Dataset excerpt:
┄┄┄┄┄┄┄┄┄┄┄┄┄┄┄┄┄┄┄┄

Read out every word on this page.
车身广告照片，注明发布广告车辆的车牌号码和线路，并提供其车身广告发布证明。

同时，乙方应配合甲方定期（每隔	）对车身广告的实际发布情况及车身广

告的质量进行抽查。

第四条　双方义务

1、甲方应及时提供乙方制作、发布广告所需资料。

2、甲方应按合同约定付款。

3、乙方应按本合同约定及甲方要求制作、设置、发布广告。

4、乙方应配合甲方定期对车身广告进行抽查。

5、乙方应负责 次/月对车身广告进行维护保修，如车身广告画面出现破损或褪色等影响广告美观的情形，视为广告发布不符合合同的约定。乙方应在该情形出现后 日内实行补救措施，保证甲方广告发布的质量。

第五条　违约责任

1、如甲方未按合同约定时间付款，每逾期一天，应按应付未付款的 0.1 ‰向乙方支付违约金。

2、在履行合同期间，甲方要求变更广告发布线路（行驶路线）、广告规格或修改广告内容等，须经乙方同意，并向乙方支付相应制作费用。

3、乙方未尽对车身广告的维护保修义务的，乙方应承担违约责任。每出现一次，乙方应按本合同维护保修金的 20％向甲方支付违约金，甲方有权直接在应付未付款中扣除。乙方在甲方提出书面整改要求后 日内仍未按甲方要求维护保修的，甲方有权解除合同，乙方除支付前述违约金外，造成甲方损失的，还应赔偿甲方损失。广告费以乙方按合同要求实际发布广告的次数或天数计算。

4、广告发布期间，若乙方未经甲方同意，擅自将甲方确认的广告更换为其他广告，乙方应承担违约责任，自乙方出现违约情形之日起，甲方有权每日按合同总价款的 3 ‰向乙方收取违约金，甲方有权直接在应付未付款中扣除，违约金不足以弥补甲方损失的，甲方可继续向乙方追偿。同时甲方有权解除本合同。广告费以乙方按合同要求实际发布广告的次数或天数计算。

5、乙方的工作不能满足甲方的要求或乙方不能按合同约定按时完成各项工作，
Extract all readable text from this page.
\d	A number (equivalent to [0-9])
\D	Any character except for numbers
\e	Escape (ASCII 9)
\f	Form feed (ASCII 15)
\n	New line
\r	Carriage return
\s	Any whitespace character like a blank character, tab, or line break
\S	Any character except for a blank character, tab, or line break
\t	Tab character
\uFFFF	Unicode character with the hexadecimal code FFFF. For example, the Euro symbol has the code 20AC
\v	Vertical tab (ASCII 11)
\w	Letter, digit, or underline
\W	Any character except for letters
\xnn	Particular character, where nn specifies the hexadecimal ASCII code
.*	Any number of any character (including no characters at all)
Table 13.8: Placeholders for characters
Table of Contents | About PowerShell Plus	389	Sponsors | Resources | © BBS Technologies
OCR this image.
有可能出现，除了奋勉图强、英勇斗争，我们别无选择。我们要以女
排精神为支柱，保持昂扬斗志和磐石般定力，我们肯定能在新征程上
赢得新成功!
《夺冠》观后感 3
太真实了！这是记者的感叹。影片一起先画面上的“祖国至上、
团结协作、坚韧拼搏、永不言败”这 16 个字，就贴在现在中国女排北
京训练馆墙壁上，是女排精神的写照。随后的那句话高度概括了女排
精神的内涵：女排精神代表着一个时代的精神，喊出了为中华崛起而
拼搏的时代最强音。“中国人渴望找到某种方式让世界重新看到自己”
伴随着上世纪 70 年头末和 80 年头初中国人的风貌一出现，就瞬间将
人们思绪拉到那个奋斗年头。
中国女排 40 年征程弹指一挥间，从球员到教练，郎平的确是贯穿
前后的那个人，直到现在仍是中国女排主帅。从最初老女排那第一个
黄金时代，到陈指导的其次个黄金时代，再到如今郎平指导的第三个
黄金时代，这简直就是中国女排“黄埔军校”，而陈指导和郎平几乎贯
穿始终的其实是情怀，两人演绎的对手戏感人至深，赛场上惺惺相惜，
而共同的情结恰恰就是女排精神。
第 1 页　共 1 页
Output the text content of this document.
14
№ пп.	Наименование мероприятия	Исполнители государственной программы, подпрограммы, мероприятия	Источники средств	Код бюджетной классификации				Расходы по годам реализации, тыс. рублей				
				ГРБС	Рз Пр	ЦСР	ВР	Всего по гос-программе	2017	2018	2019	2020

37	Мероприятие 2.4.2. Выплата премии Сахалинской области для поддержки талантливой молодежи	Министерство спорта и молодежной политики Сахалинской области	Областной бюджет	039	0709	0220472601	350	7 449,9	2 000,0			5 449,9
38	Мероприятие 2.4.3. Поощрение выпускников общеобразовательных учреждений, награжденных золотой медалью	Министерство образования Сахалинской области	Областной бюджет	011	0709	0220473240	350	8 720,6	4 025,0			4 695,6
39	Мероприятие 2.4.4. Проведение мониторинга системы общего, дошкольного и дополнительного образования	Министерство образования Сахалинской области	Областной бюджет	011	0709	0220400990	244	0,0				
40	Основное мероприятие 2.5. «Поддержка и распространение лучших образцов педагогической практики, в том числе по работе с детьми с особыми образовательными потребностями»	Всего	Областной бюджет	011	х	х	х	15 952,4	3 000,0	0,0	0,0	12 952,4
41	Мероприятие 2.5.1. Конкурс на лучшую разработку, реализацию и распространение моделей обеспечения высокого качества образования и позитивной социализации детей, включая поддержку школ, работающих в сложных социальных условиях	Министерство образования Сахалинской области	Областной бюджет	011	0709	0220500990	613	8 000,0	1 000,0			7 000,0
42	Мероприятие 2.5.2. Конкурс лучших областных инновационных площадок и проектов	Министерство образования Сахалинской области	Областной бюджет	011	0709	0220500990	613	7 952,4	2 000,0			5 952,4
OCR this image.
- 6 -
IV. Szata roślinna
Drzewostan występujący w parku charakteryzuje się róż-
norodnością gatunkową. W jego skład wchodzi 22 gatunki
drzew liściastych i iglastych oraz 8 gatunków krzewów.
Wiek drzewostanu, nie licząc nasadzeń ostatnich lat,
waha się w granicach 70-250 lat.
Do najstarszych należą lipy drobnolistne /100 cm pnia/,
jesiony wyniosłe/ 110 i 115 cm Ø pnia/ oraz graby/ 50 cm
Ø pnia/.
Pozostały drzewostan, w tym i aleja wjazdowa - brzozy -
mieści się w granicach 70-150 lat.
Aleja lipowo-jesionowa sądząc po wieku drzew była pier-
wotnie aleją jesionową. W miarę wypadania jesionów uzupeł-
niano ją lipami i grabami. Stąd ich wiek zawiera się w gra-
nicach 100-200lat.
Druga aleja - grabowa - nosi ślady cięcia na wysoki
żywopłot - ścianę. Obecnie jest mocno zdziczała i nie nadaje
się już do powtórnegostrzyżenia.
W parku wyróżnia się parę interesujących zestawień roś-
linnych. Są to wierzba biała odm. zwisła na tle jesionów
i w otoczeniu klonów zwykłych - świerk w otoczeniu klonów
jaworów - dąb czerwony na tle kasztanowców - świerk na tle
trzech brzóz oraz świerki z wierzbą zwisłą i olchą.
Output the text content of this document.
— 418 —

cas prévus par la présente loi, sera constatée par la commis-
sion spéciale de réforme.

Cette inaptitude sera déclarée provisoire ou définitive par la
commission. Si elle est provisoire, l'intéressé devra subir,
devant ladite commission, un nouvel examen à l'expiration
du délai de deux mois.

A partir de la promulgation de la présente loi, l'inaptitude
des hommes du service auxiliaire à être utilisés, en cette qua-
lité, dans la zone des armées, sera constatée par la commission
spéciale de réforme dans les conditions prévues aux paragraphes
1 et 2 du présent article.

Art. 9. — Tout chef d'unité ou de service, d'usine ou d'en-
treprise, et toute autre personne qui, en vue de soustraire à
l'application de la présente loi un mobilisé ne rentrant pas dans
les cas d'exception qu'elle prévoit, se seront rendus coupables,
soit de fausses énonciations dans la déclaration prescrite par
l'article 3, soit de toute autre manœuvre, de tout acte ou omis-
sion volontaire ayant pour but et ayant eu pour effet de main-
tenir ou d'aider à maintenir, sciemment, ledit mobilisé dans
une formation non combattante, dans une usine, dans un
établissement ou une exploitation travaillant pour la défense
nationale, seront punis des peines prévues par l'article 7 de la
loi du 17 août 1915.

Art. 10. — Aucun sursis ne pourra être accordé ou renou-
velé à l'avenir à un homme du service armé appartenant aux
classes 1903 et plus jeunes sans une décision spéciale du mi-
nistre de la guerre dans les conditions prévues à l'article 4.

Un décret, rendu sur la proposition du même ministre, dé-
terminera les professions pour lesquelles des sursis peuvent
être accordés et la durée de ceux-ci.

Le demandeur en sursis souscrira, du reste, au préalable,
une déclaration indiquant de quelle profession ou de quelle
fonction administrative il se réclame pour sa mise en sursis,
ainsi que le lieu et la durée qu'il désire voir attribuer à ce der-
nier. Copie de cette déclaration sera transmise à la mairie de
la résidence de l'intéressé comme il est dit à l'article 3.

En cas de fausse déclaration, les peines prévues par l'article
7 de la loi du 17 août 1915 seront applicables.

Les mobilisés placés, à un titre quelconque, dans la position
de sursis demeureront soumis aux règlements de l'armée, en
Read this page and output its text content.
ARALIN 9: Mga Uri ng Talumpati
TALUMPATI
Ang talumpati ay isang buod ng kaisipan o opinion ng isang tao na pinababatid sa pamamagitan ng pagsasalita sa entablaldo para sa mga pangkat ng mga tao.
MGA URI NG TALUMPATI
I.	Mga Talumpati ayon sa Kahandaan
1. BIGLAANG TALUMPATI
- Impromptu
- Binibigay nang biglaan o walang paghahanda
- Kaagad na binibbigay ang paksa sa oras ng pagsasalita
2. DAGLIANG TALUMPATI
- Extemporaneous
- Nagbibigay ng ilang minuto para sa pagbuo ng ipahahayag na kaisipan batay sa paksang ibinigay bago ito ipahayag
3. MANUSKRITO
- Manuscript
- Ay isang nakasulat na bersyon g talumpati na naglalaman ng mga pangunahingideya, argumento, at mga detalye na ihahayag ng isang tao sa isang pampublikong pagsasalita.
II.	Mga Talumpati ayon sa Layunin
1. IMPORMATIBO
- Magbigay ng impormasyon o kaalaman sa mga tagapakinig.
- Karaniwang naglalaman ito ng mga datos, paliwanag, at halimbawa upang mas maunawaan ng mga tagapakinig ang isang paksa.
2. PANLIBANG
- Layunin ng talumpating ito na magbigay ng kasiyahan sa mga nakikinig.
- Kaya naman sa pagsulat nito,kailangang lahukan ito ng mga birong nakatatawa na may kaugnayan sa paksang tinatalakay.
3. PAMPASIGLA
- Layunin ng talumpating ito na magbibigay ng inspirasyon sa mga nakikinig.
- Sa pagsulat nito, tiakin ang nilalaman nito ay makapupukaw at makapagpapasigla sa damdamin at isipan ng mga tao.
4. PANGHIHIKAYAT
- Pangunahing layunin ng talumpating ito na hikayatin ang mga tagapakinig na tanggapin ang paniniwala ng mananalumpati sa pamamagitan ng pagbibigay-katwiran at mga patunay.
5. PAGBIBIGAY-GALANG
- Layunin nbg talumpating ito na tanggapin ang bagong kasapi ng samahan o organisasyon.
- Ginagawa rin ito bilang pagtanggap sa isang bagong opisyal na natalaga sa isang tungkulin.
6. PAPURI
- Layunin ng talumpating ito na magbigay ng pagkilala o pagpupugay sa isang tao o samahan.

┄┄┄┄┄┄┄┄┄┄┄┄┄┄┄┄┄┄┄┄

▶ _What needs to be done_
Pull every line containing "ASCII" out of the records.

▶ _Correct response_
\e	Escape (ASCII 9)
\f	Form feed (ASCII 15)
\v	Vertical tab (ASCII 11)
\xnn	Particular character, where nn specifies the hexadecimal ASCII code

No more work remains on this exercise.